**RECORDS SUPPLIED**
——

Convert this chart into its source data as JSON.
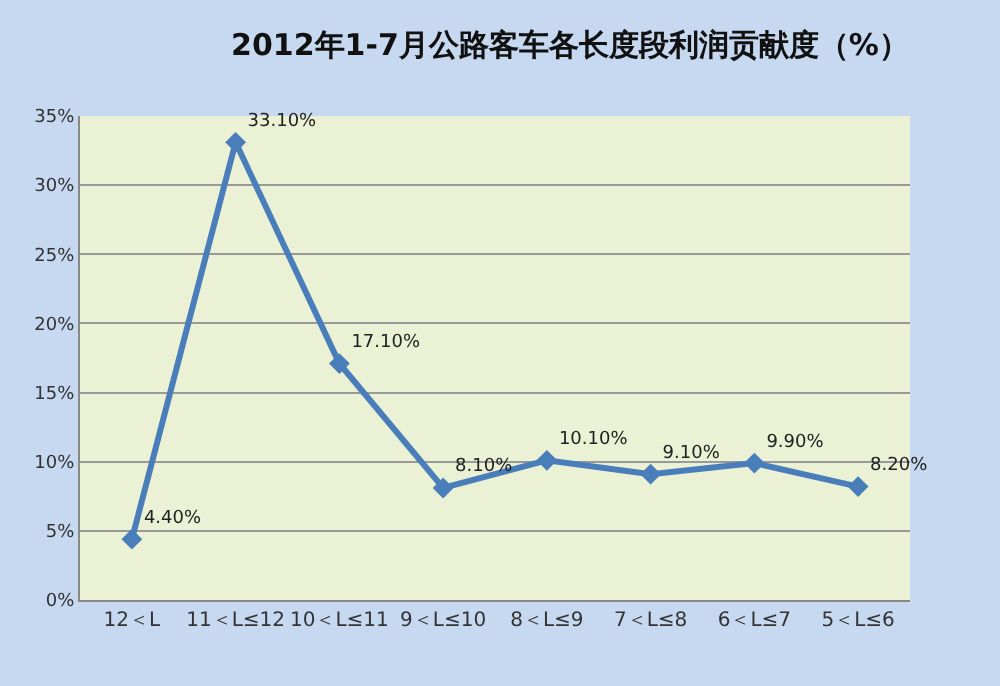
{
  "chart_data": {
    "type": "line",
    "title": "2012年1-7月公路客车各长度段利润贡献度（%）",
    "categories": [
      "12＜L",
      "11＜L≤12",
      "10＜L≤11",
      "9＜L≤10",
      "8＜L≤9",
      "7＜L≤8",
      "6＜L≤7",
      "5＜L≤6"
    ],
    "series": [
      {
        "color": "#4a7ebb",
        "values": [
          4.4,
          33.1,
          17.1,
          8.1,
          10.1,
          9.1,
          9.9,
          8.2
        ],
        "value_labels": [
          "4.40%",
          "33.10%",
          "17.10%",
          "8.10%",
          "10.10%",
          "9.10%",
          "9.90%",
          "8.20%"
        ]
      }
    ],
    "ylim": [
      0,
      35
    ],
    "yticks": [
      {
        "value": 0,
        "label": "0%"
      },
      {
        "value": 5,
        "label": "5%"
      },
      {
        "value": 10,
        "label": "10%"
      },
      {
        "value": 15,
        "label": "15%"
      },
      {
        "value": 20,
        "label": "20%"
      },
      {
        "value": 25,
        "label": "25%"
      },
      {
        "value": 30,
        "label": "30%"
      },
      {
        "value": 35,
        "label": "35%"
      }
    ],
    "grid": "y",
    "legend": false,
    "marker": "diamond",
    "line_style": "solid"
  }
}
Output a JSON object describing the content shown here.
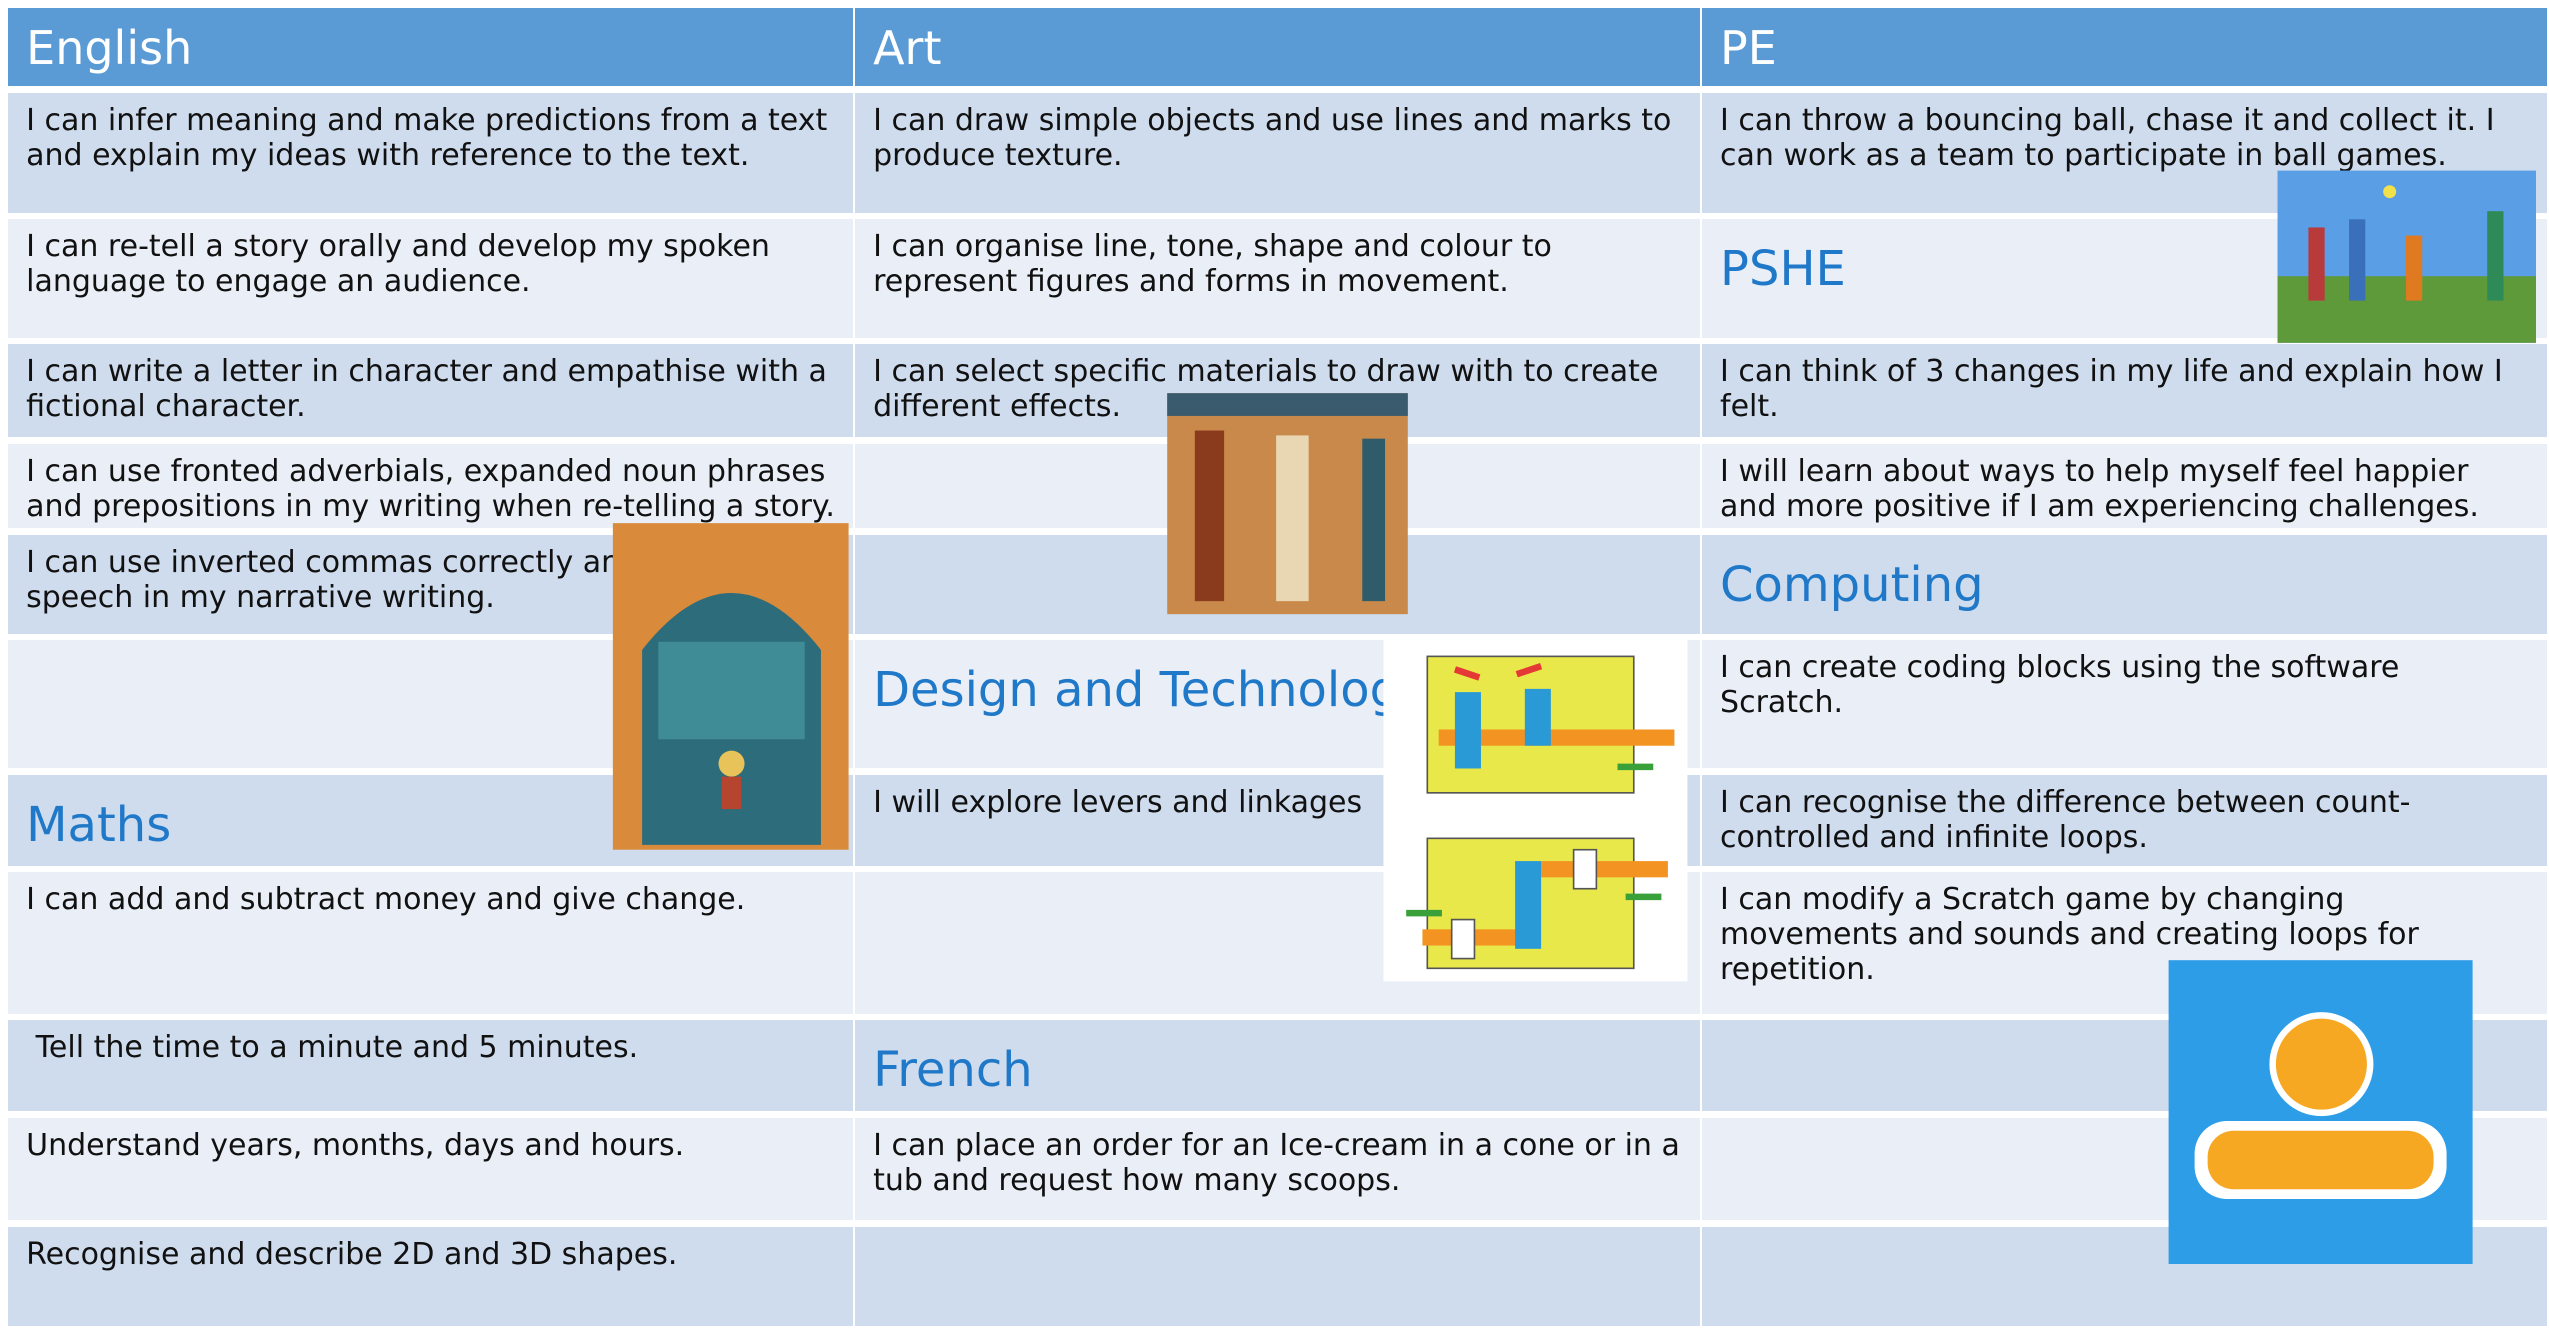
{
  "table": {
    "header": [
      "English",
      "Art",
      "PE"
    ],
    "rows": [
      [
        {
          "text": "I can infer meaning and make predictions from a text and explain my ideas with reference to the text."
        },
        {
          "text": "I can draw simple objects and use lines and marks to produce texture."
        },
        {
          "text": "I can throw a bouncing ball, chase it and collect it. I can work as a team to participate in ball games."
        }
      ],
      [
        {
          "text": "I can re-tell a story orally and develop my spoken language to engage an audience."
        },
        {
          "text": "I can organise line, tone, shape and colour to represent figures and forms in movement."
        },
        {
          "heading": "PSHE"
        }
      ],
      [
        {
          "text": "I can write a letter in character and empathise with a fictional character."
        },
        {
          "text": "I can select specific materials to draw with to create different effects."
        },
        {
          "text": "I can think of 3 changes in my life and explain how I felt."
        }
      ],
      [
        {
          "text": "I can use fronted adverbials, expanded noun phrases and prepositions in my writing when re-telling a story."
        },
        null,
        {
          "text": "I will learn about ways to help myself feel happier and more positive if I am experiencing challenges."
        }
      ],
      [
        {
          "text": "I can use inverted commas correctly and direct speech in my narrative writing."
        },
        null,
        {
          "heading": "Computing"
        }
      ],
      [
        null,
        {
          "heading": "Design and Technology"
        },
        {
          "text": "I can create coding blocks using the software Scratch."
        }
      ],
      [
        {
          "heading": "Maths"
        },
        {
          "text": "I will explore levers and linkages"
        },
        {
          "text": "I can recognise the difference between count-controlled and infinite loops."
        }
      ],
      [
        {
          "text": "I can add and subtract money and give change."
        },
        null,
        {
          "text": "I can modify a Scratch game by changing movements and sounds and creating loops for repetition."
        }
      ],
      [
        {
          "text": " Tell the time to a minute and 5 minutes."
        },
        {
          "heading": "French"
        },
        null
      ],
      [
        {
          "text": "Understand years, months, days and hours."
        },
        {
          "text": "I can place an order for an Ice-cream in a cone or in a tub and request how many scoops."
        },
        null
      ],
      [
        {
          "text": "Recognise and describe 2D and 3D shapes."
        },
        null,
        null
      ]
    ]
  }
}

——

**DIRECTIVE**
Restate the listing above word for word, and skip the pictures.

**ANSWER BELOW**
Convert this chart into its source data as JSON.
{
  "chart_data": {
    "type": "line",
    "title": "2012年1-7月公路客车各长度段利润贡献度（%）",
    "categories": [
      "12＜L",
      "11＜L≤12",
      "10＜L≤11",
      "9＜L≤10",
      "8＜L≤9",
      "7＜L≤8",
      "6＜L≤7",
      "5＜L≤6"
    ],
    "series": [
      {
        "color": "#4a7ebb",
        "values": [
          4.4,
          33.1,
          17.1,
          8.1,
          10.1,
          9.1,
          9.9,
          8.2
        ],
        "value_labels": [
          "4.40%",
          "33.10%",
          "17.10%",
          "8.10%",
          "10.10%",
          "9.10%",
          "9.90%",
          "8.20%"
        ]
      }
    ],
    "ylim": [
      0,
      35
    ],
    "yticks": [
      {
        "value": 0,
        "label": "0%"
      },
      {
        "value": 5,
        "label": "5%"
      },
      {
        "value": 10,
        "label": "10%"
      },
      {
        "value": 15,
        "label": "15%"
      },
      {
        "value": 20,
        "label": "20%"
      },
      {
        "value": 25,
        "label": "25%"
      },
      {
        "value": 30,
        "label": "30%"
      },
      {
        "value": 35,
        "label": "35%"
      }
    ],
    "grid": "y",
    "legend": false,
    "marker": "diamond",
    "line_style": "solid"
  }
}
Output a JSON object describing the content shown here.
{
  "table": {
    "header": [
      "English",
      "Art",
      "PE"
    ],
    "rows": [
      [
        {
          "text": "I can infer meaning and make predictions from a text and explain my ideas with reference to the text."
        },
        {
          "text": "I can draw simple objects and use lines and marks to produce texture."
        },
        {
          "text": "I can throw a bouncing ball, chase it and collect it. I can work as a team to participate in ball games."
        }
      ],
      [
        {
          "text": "I can re-tell a story orally and develop my spoken language to engage an audience."
        },
        {
          "text": "I can organise line, tone, shape and colour to represent figures and forms in movement."
        },
        {
          "heading": "PSHE"
        }
      ],
      [
        {
          "text": "I can write a letter in character and empathise with a fictional character."
        },
        {
          "text": "I can select specific materials to draw with to create different effects."
        },
        {
          "text": "I can think of 3 changes in my life and explain how I felt."
        }
      ],
      [
        {
          "text": "I can use fronted adverbials, expanded noun phrases and prepositions in my writing when re-telling a story."
        },
        null,
        {
          "text": "I will learn about ways to help myself feel happier and more positive if I am experiencing challenges."
        }
      ],
      [
        {
          "text": "I can use inverted commas correctly and direct speech in my narrative writing."
        },
        null,
        {
          "heading": "Computing"
        }
      ],
      [
        null,
        {
          "heading": "Design and Technology"
        },
        {
          "text": "I can create coding blocks using the software Scratch."
        }
      ],
      [
        {
          "heading": "Maths"
        },
        {
          "text": "I will explore levers and linkages"
        },
        {
          "text": "I can recognise the difference between count-controlled and infinite loops."
        }
      ],
      [
        {
          "text": "I can add and subtract money and give change."
        },
        null,
        {
          "text": "I can modify a Scratch game by changing movements and sounds and creating loops for repetition."
        }
      ],
      [
        {
          "text": " Tell the time to a minute and 5 minutes."
        },
        {
          "heading": "French"
        },
        null
      ],
      [
        {
          "text": "Understand years, months, days and hours."
        },
        {
          "text": "I can place an order for an Ice-cream in a cone or in a tub and request how many scoops."
        },
        null
      ],
      [
        {
          "text": "Recognise and describe 2D and 3D shapes."
        },
        null,
        null
      ]
    ]
  }
}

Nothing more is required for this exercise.